======== Fragmento

Alma Española
Madrid, 29 de noviembre de 1903
Año I, número 4
páginas 1-3

Miguel S. Oliver
Alma mallorquina

Ningún estudio tan atrasado en España como el de la geografía. Este mismo atraso me obliga a algunas indicaciones previas. Mallorca no es más que una isla, aunque la principal de las Baleares; y hablo de alma «mallorquina» y no de alma «balear», porque rarísimas veces un archipiélago presenta caracteres de unidad espiritual, de unidad de cultura y aspiraciones. Es muy frecuente, por el contrario, que existan entre los habitantes de las islas vecinas rivalidades, prevenciones y hasta odios. El cubano no es como el portorriqueño; el mallorquín no es como el ibicenco, y mucho menos como el menorquín. Cada isla constituye un pequeño mundo, confinado y encerrado en sí mismo. Si a esto se añade la influencia de dominaciones políticas diversas, ora por parte de Francia, ora por la de Inglaterra, que han pesado sobre Menorca hasta hace un siglo, comprenderemos la dificultad de reducir a un común denominador el temperamento de los baleáricos.

================

Continúa el fragmento sobre el alma mallorquina a partir de su última frase.

======== Listado

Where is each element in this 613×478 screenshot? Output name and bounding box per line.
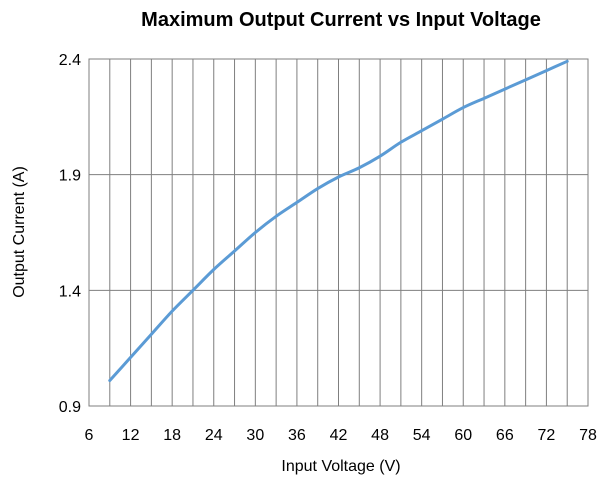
plot-area: [88, 58, 589, 407]
x-tick-label: 24: [205, 427, 223, 444]
series-layer: [108, 59, 569, 383]
x-tick-label: 6: [85, 427, 94, 444]
y-tick-label: 1.9: [59, 168, 81, 185]
x-tick-label: 48: [371, 427, 389, 444]
x-tick-label: 60: [454, 427, 472, 444]
series-line: [108, 59, 569, 383]
x-axis-ticks: 6 12 18 24 30 36 42 48 54 60 66 72 78: [85, 427, 597, 444]
y-tick-label: 1.4: [59, 283, 81, 300]
y-tick-label: 0.9: [59, 399, 81, 416]
x-tick-label: 12: [122, 427, 140, 444]
y-axis-label: Output Current (A): [11, 166, 28, 298]
x-tick-label: 66: [496, 427, 514, 444]
x-tick-label: 42: [330, 427, 348, 444]
y-tick-label: 2.4: [59, 52, 81, 69]
x-tick-label: 78: [579, 427, 597, 444]
y-axis-ticks: 0.9 1.4 1.9 2.4: [59, 52, 81, 416]
grid: [89, 59, 588, 406]
x-tick-label: 54: [413, 427, 431, 444]
chart-title: Maximum Output Current vs Input Voltage: [141, 9, 541, 31]
x-tick-label: 30: [246, 427, 264, 444]
x-axis-label: Input Voltage (V): [281, 458, 400, 475]
x-tick-label: 36: [288, 427, 306, 444]
x-tick-label: 18: [163, 427, 181, 444]
x-tick-label: 72: [538, 427, 556, 444]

================

## Resultado
Tipo de payesa mallorquina, fotografía de Franzen
Tipo de payesa mallorquina.
Fotografía de Franzen.

Mallorca, por su extensión al menos, da el tono y ofrece ciertos rasgos esenciales y originarios que convienen también a las demás islas. Pueblo de raza catalana el suyo, ha perdido a través de la historia, en menos de setecientos años, aquella fuerza bravía, aquella virulencia y vigor del temperamento que distingue, aun ahora, a los catalanes. Las luchas de los campesinos contra los ciudadanos en el siglo XV, y la feroz germanía en el XVI (llenas de episodios y personales carniceros que parecen un anticipo de la «jacquerie» y el Terror), lo dejaron extenuado y como exangüe. La isla, repoblada después de su conquista (1229) por magnates del feudalismo pirenáico, nobles tarraconenses y mercaderes y burgueses de Barcelona, constituyó una verdadera colonia de Cataluña. El tipo se ha desviado, evolucionando con el tiempo y la diversidad de ambiente, hasta parar en cierta molicie dulzona y honrada, en cierta indolencia, ¿cómo diré?, de «criollo». En el mallorquín puede verso algo y aun mucho del criollo oriental de España.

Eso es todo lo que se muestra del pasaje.